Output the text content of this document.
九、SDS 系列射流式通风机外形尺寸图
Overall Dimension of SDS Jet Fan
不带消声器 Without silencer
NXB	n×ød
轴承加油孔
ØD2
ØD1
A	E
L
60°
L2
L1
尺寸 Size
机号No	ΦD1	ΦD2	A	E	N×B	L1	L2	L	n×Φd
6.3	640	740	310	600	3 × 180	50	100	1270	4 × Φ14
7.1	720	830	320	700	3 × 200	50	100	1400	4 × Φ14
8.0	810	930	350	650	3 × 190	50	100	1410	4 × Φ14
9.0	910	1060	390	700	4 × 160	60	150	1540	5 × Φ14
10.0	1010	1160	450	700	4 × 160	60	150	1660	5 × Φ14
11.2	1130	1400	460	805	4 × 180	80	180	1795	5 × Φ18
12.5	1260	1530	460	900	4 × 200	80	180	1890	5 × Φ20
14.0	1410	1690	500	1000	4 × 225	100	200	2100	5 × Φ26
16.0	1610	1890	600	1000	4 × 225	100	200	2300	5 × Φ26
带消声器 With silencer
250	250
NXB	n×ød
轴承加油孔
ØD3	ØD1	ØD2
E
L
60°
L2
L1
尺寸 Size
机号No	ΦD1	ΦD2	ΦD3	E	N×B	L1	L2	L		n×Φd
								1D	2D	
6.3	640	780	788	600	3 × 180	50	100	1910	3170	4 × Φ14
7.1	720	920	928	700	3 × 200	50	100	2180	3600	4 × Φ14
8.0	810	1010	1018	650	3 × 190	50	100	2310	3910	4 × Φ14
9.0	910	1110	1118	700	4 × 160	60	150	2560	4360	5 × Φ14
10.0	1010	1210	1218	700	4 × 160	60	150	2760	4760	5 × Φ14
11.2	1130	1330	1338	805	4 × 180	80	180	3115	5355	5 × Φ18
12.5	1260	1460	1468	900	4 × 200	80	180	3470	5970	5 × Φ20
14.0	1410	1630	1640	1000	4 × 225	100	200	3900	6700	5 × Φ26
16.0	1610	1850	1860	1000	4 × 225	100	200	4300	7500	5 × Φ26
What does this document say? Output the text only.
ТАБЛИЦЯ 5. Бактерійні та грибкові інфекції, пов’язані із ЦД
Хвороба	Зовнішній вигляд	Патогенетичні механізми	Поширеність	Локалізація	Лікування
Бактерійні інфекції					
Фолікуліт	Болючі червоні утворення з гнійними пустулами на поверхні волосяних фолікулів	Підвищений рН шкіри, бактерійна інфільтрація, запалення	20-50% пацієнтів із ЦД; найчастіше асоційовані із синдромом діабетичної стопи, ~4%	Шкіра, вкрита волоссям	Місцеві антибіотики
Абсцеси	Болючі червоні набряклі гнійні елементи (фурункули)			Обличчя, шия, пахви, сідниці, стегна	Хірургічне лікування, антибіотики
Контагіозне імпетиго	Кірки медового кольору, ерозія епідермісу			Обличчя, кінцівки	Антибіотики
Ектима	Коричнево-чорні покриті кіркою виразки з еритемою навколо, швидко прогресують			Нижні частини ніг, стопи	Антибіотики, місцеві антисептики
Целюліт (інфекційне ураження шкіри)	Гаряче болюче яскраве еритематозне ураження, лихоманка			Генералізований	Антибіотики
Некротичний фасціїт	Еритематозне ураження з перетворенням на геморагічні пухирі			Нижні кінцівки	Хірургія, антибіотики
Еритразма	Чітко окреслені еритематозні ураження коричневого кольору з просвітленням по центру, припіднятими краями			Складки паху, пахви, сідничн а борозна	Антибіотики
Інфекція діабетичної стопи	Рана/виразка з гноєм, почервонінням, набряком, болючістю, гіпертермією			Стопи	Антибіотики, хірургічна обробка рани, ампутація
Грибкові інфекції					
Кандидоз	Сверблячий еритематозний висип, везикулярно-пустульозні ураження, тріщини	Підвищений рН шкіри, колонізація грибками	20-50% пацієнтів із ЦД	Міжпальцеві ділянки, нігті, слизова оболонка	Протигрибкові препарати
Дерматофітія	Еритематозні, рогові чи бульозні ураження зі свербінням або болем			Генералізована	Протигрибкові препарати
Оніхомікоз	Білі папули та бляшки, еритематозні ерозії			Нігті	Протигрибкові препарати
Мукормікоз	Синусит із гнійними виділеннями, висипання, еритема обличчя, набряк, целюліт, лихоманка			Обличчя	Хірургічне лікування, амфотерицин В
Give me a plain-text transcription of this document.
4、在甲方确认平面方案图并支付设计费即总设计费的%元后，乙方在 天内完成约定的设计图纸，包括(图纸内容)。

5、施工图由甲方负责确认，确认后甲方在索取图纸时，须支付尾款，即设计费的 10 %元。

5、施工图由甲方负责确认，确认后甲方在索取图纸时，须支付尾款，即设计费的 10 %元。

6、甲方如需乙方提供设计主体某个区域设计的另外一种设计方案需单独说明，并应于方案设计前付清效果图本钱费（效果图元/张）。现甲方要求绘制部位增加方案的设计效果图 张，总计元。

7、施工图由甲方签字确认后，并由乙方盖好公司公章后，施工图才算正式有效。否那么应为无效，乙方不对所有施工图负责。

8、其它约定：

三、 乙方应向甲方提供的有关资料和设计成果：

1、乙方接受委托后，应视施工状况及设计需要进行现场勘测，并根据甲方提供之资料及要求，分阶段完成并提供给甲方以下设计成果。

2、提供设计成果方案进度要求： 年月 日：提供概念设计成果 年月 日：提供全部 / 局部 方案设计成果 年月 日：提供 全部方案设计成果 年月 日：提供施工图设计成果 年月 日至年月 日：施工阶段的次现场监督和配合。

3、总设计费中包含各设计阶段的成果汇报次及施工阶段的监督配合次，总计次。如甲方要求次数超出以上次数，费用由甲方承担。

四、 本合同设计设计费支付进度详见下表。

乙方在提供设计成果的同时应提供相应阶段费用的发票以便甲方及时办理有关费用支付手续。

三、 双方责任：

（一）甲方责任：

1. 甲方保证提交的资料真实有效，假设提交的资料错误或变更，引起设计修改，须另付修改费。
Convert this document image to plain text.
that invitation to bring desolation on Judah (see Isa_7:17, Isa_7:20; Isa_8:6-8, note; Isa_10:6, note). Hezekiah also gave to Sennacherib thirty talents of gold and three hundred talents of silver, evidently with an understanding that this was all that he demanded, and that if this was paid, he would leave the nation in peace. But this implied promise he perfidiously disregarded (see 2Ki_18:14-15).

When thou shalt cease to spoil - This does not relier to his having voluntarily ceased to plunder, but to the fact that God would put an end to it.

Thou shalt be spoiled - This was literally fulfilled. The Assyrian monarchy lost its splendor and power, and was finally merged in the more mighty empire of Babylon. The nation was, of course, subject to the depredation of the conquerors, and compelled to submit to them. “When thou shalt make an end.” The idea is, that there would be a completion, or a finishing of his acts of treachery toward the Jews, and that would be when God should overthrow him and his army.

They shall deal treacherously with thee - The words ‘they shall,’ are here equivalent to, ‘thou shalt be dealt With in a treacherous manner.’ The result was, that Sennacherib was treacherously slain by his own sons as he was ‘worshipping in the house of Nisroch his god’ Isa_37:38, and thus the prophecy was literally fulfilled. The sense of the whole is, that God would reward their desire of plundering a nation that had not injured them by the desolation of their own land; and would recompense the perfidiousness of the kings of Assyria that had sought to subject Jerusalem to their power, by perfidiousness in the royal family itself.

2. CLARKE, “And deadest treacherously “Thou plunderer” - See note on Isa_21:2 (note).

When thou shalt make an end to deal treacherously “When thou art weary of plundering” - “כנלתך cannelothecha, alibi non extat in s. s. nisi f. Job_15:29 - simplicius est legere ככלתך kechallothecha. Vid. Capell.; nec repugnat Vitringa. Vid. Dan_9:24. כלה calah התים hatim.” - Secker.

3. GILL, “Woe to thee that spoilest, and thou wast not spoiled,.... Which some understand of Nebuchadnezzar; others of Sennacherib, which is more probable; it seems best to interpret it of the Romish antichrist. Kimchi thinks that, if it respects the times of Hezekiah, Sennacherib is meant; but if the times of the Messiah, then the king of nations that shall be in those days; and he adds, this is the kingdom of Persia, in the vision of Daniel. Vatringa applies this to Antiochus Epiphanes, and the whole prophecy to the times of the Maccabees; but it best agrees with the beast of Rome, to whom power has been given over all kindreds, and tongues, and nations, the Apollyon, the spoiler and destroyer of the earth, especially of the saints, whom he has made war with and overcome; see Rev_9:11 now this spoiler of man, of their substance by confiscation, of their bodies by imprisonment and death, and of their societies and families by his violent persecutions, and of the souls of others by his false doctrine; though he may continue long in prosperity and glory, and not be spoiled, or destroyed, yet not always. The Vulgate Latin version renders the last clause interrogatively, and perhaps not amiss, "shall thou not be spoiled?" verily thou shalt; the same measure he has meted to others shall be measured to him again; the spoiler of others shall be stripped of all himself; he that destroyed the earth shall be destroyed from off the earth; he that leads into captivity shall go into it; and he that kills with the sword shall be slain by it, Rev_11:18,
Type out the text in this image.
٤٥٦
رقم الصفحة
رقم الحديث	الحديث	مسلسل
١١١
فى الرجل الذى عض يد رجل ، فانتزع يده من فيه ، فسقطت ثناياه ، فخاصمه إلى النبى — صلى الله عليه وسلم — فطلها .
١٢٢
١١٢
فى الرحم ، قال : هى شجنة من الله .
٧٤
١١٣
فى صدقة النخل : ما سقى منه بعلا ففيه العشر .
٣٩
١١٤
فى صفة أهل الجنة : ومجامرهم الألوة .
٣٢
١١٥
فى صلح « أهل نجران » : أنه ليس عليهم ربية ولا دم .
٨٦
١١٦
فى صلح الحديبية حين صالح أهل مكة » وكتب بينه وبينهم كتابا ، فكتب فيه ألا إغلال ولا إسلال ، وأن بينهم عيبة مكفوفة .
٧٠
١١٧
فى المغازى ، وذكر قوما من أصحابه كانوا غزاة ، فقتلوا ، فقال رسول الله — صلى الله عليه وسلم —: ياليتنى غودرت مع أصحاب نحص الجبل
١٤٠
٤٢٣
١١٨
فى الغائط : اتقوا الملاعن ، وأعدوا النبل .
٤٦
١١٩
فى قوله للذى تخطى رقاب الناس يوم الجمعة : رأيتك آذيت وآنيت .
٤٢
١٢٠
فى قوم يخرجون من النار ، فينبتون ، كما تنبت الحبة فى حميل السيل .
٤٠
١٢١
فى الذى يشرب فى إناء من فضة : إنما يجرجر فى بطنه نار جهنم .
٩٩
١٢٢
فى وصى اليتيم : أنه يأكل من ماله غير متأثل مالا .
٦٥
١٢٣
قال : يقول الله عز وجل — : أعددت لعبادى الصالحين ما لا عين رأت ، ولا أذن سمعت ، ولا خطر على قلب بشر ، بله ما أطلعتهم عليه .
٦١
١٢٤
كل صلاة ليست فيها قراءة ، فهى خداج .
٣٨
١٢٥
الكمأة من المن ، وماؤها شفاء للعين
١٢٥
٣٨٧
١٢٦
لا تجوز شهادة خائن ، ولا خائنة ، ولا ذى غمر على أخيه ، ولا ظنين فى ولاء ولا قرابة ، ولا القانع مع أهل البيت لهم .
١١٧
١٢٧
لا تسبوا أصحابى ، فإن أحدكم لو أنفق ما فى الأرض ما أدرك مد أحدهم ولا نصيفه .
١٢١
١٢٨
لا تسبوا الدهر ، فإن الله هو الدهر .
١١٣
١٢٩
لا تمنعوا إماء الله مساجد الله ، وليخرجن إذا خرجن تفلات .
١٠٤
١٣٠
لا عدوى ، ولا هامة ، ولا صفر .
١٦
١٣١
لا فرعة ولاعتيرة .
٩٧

#####

§ STATED EXERCISE
Extract every line above containing the word "ураження".

§ SOLUTION
Целюліт (інфекційне ураження шкіри)	Гаряче болюче яскраве еритематозне ураження, лихоманка			Генералізований	Антибіотики
Некротичний фасціїт	Еритематозне ураження з перетворенням на геморагічні пухирі			Нижні кінцівки	Хірургія, антибіотики
Еритразма	Чітко окреслені еритематозні ураження коричневого кольору з просвітленням по центру, припіднятими краями			Складки паху, пахви, сідничн а борозна	Антибіотики
Кандидоз	Сверблячий еритематозний висип, везикулярно-пустульозні ураження, тріщини	Підвищений рН шкіри, колонізація грибками	20-50% пацієнтів із ЦД	Міжпальцеві ділянки, нігті, слизова оболонка	Протигрибкові препарати
Дерматофітія	Еритематозні, рогові чи бульозні ураження зі свербінням або болем			Генералізована	Протигрибкові препарати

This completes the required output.